Material proporcionado:
********************

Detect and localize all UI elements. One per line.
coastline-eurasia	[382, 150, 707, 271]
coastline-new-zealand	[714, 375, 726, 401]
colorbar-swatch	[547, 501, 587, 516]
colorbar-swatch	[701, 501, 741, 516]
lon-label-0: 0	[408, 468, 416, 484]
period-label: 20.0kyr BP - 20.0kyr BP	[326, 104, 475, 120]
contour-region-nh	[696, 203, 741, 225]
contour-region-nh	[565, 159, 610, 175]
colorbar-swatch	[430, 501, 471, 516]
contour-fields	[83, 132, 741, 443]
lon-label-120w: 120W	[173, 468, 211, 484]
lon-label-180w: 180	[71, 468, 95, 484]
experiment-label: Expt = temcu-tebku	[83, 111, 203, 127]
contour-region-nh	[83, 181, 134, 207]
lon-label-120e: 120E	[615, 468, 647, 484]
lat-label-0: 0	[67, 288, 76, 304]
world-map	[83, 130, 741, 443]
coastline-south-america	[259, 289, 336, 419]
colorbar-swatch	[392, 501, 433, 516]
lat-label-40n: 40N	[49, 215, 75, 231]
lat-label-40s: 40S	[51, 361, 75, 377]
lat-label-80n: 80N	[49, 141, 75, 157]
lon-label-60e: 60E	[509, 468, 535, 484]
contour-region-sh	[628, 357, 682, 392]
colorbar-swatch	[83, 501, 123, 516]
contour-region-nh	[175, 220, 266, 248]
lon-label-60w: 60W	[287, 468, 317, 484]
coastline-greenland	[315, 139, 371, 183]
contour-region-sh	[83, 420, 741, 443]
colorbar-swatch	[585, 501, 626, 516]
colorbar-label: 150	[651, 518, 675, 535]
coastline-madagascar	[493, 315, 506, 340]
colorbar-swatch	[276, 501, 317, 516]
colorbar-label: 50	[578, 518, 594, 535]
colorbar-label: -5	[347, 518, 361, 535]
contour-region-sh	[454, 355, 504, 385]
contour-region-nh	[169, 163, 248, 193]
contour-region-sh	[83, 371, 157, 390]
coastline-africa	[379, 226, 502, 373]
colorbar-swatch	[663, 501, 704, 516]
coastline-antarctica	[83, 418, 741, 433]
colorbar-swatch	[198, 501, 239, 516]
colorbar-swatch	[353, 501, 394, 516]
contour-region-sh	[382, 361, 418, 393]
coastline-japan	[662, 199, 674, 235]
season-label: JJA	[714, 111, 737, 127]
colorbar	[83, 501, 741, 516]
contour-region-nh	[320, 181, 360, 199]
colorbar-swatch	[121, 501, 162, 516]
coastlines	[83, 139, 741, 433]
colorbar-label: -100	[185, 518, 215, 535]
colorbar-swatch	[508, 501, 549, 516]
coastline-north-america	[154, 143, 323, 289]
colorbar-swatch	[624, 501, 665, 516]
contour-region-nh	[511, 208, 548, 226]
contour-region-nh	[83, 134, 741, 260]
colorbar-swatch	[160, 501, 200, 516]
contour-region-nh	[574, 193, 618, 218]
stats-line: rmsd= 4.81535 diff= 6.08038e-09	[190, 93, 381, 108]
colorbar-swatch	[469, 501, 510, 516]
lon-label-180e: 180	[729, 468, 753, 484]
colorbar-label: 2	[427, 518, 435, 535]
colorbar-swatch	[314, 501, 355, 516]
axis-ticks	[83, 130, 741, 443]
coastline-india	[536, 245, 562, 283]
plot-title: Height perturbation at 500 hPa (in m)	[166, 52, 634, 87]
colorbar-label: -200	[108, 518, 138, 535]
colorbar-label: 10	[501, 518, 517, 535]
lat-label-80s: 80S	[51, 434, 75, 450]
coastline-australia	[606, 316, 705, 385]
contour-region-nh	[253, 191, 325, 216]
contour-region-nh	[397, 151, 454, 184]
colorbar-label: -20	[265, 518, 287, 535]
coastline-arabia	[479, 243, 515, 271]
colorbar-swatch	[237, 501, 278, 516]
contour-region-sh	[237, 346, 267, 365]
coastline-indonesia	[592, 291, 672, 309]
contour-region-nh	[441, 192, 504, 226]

********************

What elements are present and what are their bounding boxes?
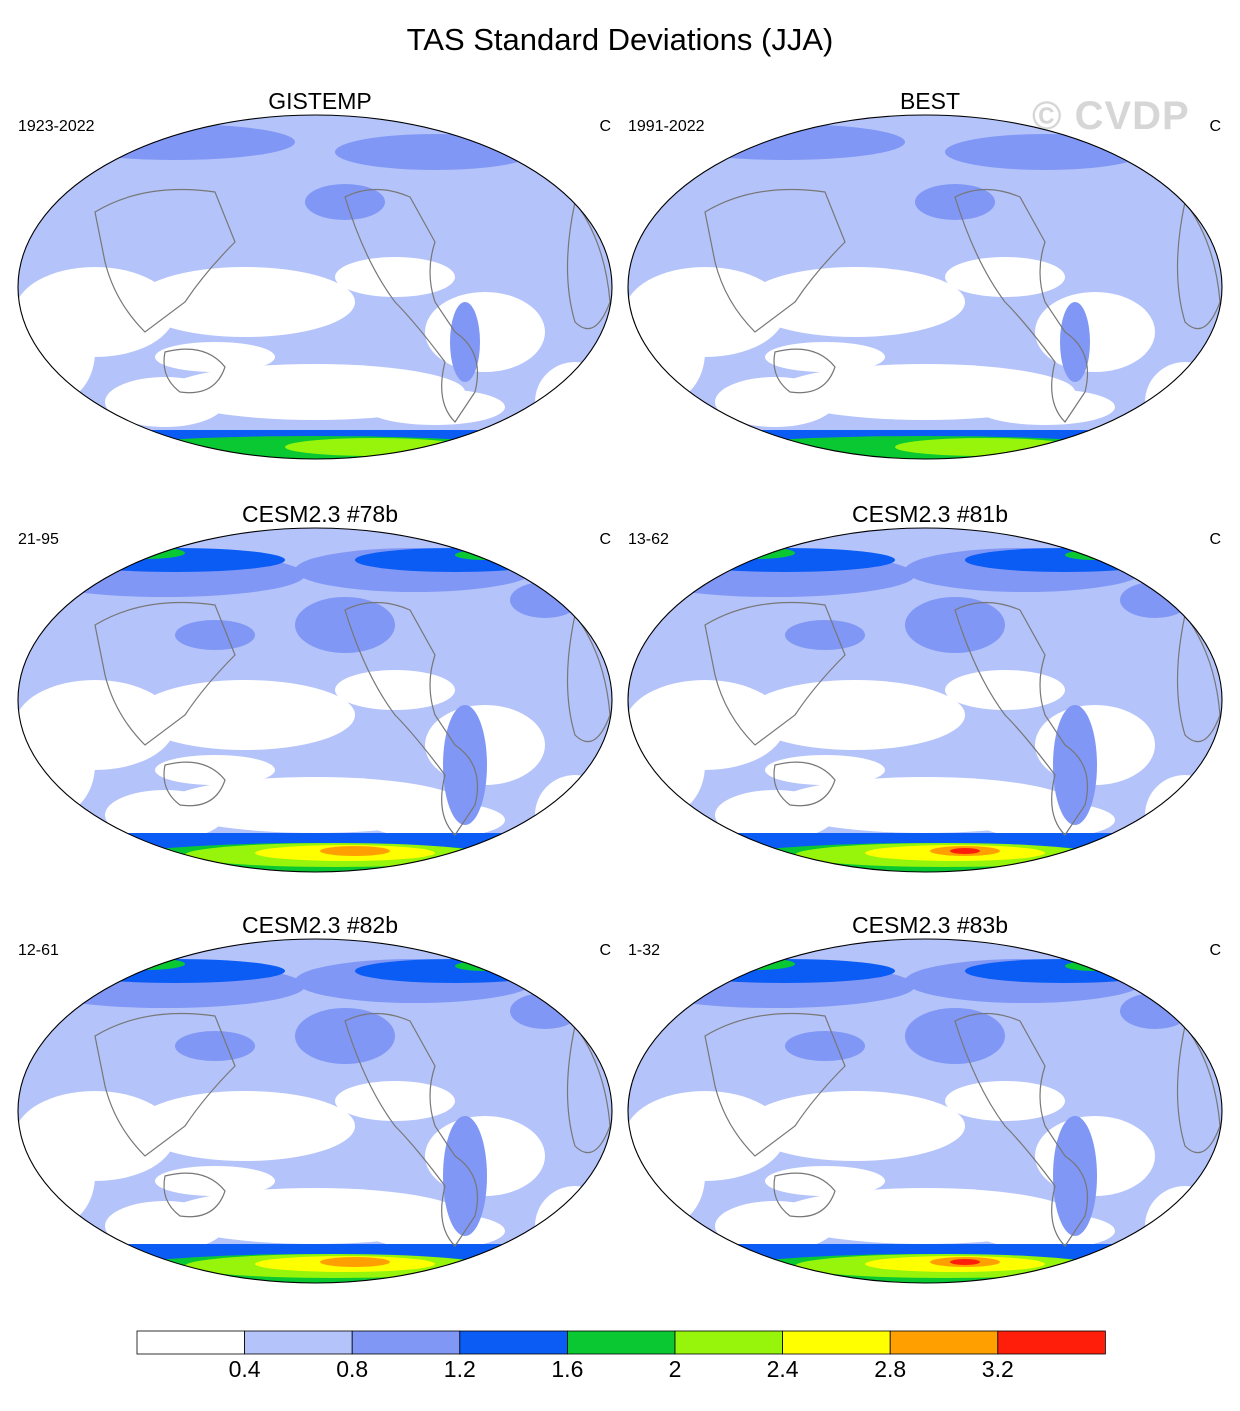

********************

Instrucciones de la tarea: Reescribe como lista numerada las líneas desde la que contiene "Detect and localize" hasta la que contiene "518, 215, 535]", ambas incluidas. Omite las líneas en blanco.

Resultado esperado:
1. Detect and localize all UI elements. One per line.
2. coastline-eurasia	[382, 150, 707, 271]
3. coastline-new-zealand	[714, 375, 726, 401]
4. colorbar-swatch	[547, 501, 587, 516]
5. colorbar-swatch	[701, 501, 741, 516]
6. lon-label-0: 0	[408, 468, 416, 484]
7. period-label: 20.0kyr BP - 20.0kyr BP	[326, 104, 475, 120]
8. contour-region-nh	[696, 203, 741, 225]
9. contour-region-nh	[565, 159, 610, 175]
10. colorbar-swatch	[430, 501, 471, 516]
11. contour-fields	[83, 132, 741, 443]
12. lon-label-120w: 120W	[173, 468, 211, 484]
13. lon-label-180w: 180	[71, 468, 95, 484]
14. experiment-label: Expt = temcu-tebku	[83, 111, 203, 127]
15. contour-region-nh	[83, 181, 134, 207]
16. lon-label-120e: 120E	[615, 468, 647, 484]
17. lat-label-0: 0	[67, 288, 76, 304]
18. world-map	[83, 130, 741, 443]
19. coastline-south-america	[259, 289, 336, 419]
20. colorbar-swatch	[392, 501, 433, 516]
21. lat-label-40n: 40N	[49, 215, 75, 231]
22. lat-label-40s: 40S	[51, 361, 75, 377]
23. lat-label-80n: 80N	[49, 141, 75, 157]
24. lon-label-60e: 60E	[509, 468, 535, 484]
25. contour-region-sh	[628, 357, 682, 392]
26. colorbar-swatch	[83, 501, 123, 516]
27. contour-region-nh	[175, 220, 266, 248]
28. lon-label-60w: 60W	[287, 468, 317, 484]
29. coastline-greenland	[315, 139, 371, 183]
30. contour-region-sh	[83, 420, 741, 443]
31. colorbar-swatch	[585, 501, 626, 516]
32. colorbar-label: 150	[651, 518, 675, 535]
33. coastline-madagascar	[493, 315, 506, 340]
34. colorbar-swatch	[276, 501, 317, 516]
35. colorbar-label: 50	[578, 518, 594, 535]
36. colorbar-label: -5	[347, 518, 361, 535]
37. contour-region-sh	[454, 355, 504, 385]
38. contour-region-nh	[169, 163, 248, 193]
39. contour-region-sh	[83, 371, 157, 390]
40. coastline-africa	[379, 226, 502, 373]
41. colorbar-swatch	[663, 501, 704, 516]
42. coastline-antarctica	[83, 418, 741, 433]
43. colorbar-swatch	[198, 501, 239, 516]
44. colorbar-swatch	[353, 501, 394, 516]
45. contour-region-sh	[382, 361, 418, 393]
46. coastline-japan	[662, 199, 674, 235]
47. season-label: JJA	[714, 111, 737, 127]
48. colorbar	[83, 501, 741, 516]
49. contour-region-nh	[320, 181, 360, 199]
50. colorbar-swatch	[121, 501, 162, 516]
51. coastlines	[83, 139, 741, 433]
52. colorbar-label: -100	[185, 518, 215, 535]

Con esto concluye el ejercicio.